• [EXERCISE BRIEF]:
Look over the lines below. Report each one that includes the string "median".

[Data entries for graphics]
>> Start
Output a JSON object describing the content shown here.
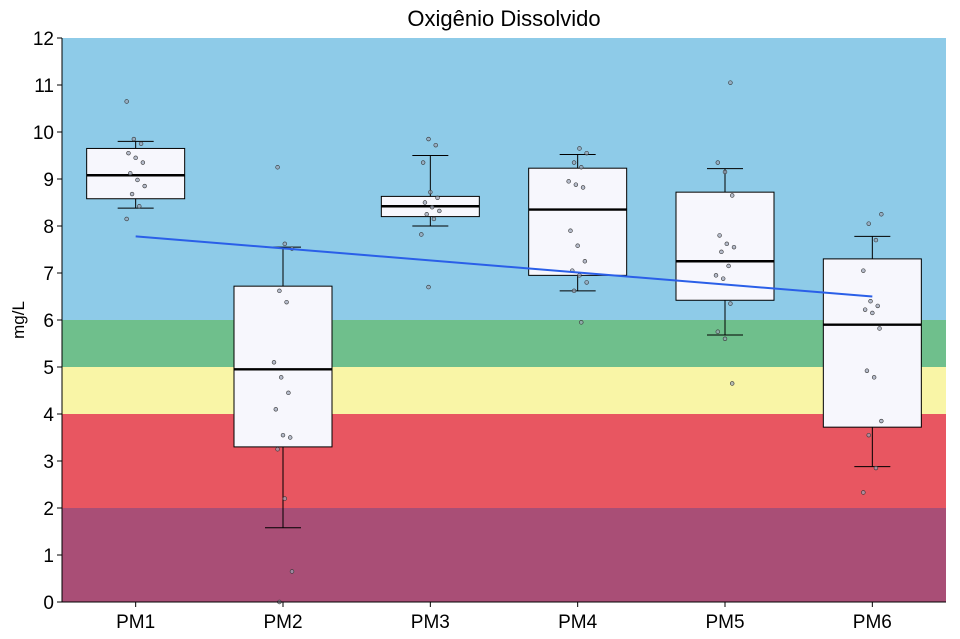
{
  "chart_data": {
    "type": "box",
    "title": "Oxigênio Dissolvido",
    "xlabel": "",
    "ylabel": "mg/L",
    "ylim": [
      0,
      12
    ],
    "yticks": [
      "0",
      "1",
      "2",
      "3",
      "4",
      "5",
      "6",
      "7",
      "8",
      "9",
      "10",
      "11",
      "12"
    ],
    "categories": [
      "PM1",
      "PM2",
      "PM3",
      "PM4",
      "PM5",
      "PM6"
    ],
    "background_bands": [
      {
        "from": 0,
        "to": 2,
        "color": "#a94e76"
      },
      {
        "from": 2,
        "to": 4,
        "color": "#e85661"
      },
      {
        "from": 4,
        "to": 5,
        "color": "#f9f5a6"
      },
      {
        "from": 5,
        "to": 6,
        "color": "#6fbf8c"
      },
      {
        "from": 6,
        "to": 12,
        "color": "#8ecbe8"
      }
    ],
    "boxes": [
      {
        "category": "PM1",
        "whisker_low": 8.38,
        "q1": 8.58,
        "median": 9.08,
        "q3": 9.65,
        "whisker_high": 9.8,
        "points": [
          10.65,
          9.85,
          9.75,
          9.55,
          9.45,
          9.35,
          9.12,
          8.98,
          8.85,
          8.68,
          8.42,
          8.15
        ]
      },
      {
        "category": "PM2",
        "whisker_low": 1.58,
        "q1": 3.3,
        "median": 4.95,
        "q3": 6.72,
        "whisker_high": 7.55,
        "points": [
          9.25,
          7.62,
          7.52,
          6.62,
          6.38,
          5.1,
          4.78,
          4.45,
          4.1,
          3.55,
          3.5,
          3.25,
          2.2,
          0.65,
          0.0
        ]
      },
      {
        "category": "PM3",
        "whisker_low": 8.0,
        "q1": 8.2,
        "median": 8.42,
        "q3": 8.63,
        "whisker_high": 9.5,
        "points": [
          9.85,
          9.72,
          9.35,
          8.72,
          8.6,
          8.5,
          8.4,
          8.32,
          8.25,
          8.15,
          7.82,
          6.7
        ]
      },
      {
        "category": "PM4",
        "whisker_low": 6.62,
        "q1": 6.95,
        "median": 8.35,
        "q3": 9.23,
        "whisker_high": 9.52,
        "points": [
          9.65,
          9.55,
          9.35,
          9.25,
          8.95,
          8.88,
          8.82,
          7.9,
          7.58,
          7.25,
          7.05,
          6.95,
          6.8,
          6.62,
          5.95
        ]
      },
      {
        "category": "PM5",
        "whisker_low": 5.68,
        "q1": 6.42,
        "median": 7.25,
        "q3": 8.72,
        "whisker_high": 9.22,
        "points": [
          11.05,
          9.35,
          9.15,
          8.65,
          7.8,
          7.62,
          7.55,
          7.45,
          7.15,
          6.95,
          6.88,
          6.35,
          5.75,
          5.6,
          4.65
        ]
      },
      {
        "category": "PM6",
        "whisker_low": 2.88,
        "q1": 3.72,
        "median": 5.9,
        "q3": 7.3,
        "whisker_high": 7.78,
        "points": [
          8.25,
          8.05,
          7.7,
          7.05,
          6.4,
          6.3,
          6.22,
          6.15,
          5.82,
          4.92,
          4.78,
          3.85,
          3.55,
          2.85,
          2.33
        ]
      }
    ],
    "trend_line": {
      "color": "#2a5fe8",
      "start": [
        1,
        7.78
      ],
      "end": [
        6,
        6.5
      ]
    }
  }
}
>> End
• [EXERCISE ANSWER]:
        "median": 9.08,
        "median": 4.95,
        "median": 8.42,
        "median": 8.35,
        "median": 7.25,
        "median": 5.9,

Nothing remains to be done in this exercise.